> [Raw records]:
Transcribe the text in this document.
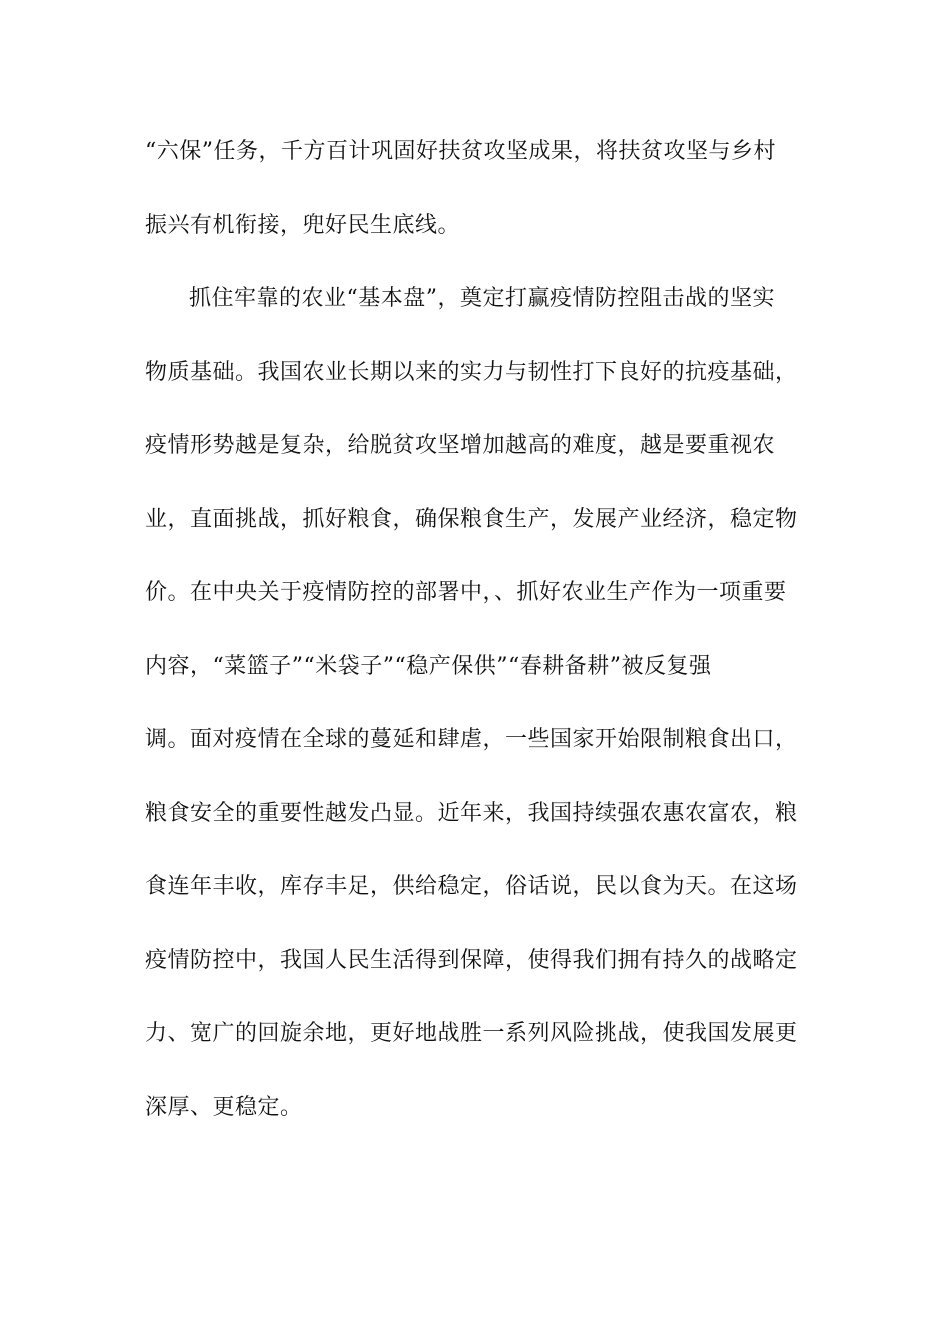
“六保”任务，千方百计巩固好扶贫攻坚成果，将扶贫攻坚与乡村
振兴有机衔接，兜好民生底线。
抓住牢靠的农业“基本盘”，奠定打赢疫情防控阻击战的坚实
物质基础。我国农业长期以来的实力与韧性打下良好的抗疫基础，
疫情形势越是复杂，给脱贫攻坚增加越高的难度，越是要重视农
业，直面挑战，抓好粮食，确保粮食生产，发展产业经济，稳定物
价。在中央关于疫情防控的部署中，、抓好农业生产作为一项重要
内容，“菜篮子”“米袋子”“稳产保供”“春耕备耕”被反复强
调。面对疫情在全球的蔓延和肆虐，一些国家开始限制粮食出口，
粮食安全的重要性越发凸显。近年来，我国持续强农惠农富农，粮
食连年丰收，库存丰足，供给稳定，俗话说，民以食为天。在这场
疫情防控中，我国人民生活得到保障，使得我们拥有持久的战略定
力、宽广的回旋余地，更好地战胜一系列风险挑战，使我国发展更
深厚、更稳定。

...

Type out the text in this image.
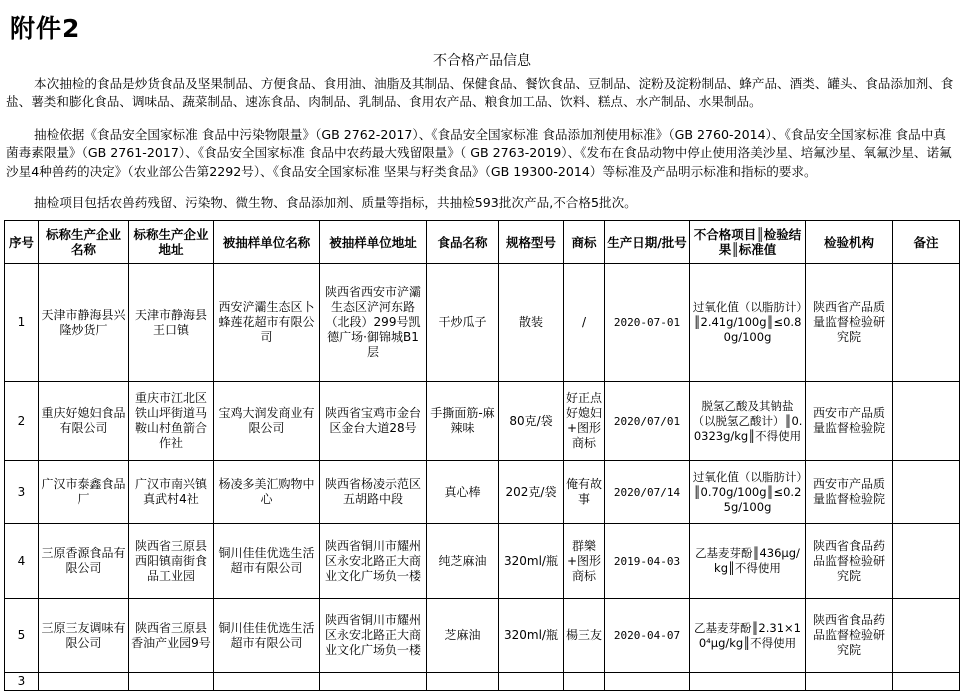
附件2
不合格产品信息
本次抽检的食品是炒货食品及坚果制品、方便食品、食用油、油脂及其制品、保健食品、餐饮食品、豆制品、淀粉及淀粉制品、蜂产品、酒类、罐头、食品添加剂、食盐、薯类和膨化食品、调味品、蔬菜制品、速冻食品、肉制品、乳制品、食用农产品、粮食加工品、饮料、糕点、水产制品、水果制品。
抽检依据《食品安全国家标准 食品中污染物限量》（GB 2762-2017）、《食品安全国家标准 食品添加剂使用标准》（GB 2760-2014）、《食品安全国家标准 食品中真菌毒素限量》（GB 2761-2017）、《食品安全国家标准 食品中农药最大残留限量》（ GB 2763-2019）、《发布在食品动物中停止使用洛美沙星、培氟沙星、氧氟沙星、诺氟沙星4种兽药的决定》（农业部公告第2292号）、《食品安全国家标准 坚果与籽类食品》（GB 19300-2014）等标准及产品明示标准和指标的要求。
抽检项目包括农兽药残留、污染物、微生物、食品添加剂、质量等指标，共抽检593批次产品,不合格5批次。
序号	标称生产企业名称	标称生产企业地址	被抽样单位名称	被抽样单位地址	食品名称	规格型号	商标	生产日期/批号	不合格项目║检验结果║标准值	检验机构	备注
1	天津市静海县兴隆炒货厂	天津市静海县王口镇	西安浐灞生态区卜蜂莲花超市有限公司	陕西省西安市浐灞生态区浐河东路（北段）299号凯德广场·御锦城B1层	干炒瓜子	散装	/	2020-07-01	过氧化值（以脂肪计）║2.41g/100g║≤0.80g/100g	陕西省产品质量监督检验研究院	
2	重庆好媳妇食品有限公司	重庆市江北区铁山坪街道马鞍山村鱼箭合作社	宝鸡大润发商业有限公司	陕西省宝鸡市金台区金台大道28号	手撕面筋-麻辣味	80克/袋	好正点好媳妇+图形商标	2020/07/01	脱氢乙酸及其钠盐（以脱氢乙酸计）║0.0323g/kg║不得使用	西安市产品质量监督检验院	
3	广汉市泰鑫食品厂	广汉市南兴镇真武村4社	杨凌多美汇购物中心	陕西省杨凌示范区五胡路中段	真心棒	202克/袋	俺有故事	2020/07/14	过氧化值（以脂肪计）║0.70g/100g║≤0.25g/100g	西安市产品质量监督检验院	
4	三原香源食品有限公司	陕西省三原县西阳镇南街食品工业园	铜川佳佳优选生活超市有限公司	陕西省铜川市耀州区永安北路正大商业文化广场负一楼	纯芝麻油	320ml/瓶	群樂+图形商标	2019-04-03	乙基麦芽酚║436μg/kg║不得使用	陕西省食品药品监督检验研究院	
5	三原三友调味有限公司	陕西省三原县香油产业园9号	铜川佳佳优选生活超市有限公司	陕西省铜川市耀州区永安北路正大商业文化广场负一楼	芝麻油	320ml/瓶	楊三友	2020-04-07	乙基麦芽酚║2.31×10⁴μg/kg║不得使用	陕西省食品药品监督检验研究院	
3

> [Exercise requirements]:
Look for lines containing the string "this" and copy them all.

> [Exercise solution]:
Transcribe the text in this document.
Type out the text in this image.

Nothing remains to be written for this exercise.